◆ **Requirements**
Identify each line holding the string "Područje" and copy it.

◆ **Provided data**
◇ ◇ ◇ ◇ ◇ ◇ ◇
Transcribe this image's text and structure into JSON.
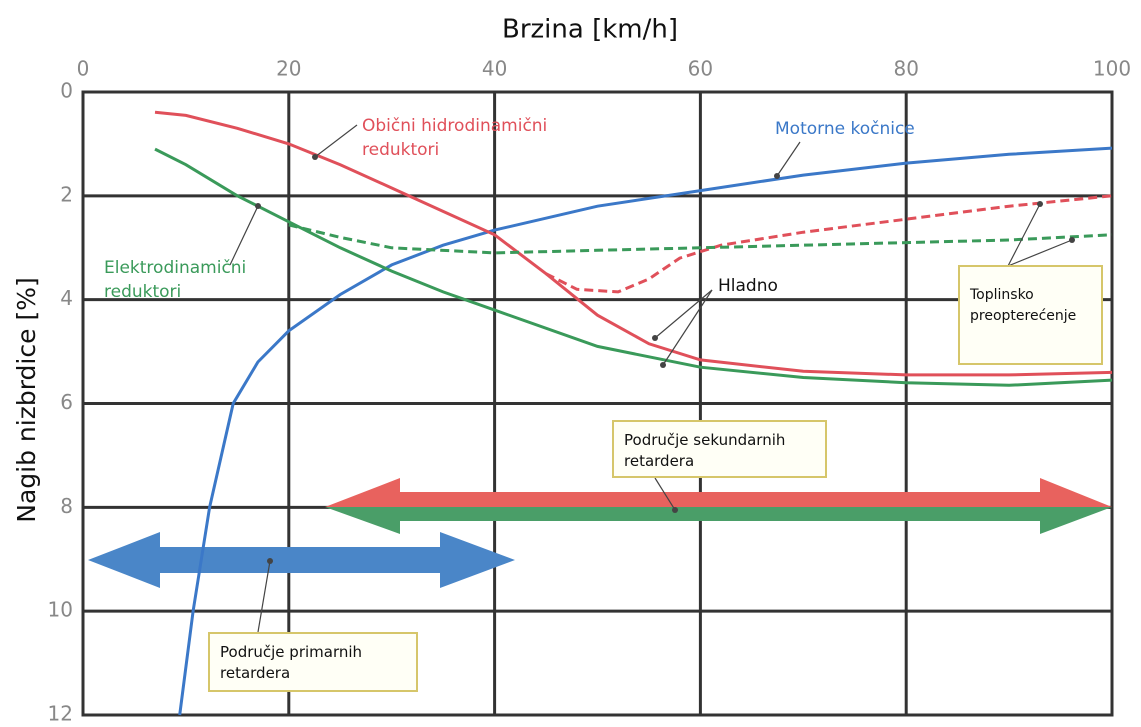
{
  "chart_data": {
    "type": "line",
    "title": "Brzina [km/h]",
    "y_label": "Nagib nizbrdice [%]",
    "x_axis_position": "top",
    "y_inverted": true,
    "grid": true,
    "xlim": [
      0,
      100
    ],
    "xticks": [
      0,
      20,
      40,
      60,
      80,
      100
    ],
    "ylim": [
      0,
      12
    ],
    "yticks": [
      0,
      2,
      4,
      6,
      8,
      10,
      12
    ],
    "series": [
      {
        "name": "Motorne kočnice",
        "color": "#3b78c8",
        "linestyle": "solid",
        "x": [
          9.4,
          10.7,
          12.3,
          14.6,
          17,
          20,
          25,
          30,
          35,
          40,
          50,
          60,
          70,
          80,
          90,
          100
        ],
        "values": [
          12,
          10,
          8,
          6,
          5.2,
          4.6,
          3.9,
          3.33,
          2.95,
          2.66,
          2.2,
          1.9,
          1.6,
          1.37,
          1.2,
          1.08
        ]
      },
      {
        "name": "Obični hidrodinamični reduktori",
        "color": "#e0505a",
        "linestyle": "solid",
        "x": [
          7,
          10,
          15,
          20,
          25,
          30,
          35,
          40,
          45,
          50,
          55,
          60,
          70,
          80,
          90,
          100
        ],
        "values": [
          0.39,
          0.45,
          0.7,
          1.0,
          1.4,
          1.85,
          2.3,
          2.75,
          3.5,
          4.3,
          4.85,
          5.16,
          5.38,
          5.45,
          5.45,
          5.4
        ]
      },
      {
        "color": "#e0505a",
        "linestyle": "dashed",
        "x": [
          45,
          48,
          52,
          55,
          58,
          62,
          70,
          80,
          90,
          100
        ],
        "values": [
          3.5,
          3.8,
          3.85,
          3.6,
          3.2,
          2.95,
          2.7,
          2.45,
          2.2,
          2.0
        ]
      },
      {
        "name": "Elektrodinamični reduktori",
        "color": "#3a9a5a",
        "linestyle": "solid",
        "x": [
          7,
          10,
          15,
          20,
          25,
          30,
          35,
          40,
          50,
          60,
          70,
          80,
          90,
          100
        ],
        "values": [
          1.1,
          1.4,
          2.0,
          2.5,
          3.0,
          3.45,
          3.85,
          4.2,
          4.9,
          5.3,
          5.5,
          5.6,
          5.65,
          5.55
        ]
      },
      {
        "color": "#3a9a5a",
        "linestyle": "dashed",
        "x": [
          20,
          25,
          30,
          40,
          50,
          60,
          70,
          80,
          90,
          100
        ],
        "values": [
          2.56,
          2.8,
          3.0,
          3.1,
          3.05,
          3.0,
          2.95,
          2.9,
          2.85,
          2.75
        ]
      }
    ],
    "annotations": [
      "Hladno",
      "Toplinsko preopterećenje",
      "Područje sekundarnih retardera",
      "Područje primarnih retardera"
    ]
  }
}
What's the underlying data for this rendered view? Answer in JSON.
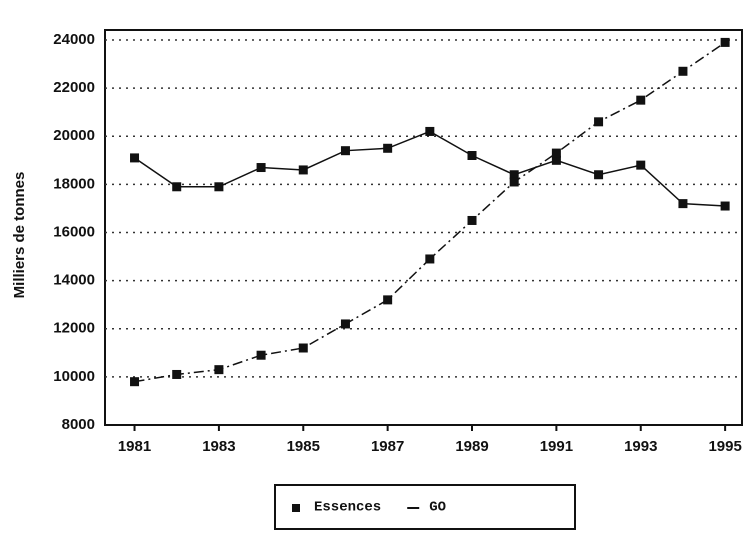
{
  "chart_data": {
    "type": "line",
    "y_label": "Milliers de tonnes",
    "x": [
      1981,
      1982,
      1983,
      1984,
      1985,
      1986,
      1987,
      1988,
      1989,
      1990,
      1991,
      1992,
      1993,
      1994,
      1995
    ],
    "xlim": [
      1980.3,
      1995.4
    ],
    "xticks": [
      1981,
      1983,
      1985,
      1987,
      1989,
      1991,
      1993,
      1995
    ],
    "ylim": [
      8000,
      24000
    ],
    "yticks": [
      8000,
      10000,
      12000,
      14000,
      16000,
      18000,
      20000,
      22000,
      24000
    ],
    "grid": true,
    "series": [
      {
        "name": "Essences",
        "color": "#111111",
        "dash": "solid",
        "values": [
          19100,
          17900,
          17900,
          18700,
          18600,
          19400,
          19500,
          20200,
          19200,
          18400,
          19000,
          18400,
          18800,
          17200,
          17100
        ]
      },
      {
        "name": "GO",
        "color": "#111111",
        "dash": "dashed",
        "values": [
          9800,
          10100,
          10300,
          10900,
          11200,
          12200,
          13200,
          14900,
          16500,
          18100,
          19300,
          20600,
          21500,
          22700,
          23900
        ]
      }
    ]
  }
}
◇ ◇ ◇ ◇ ◇ ◇ ◇
◆ **Worked solution**
      "Područje sekundarnih retardera",
      "Područje primarnih retardera"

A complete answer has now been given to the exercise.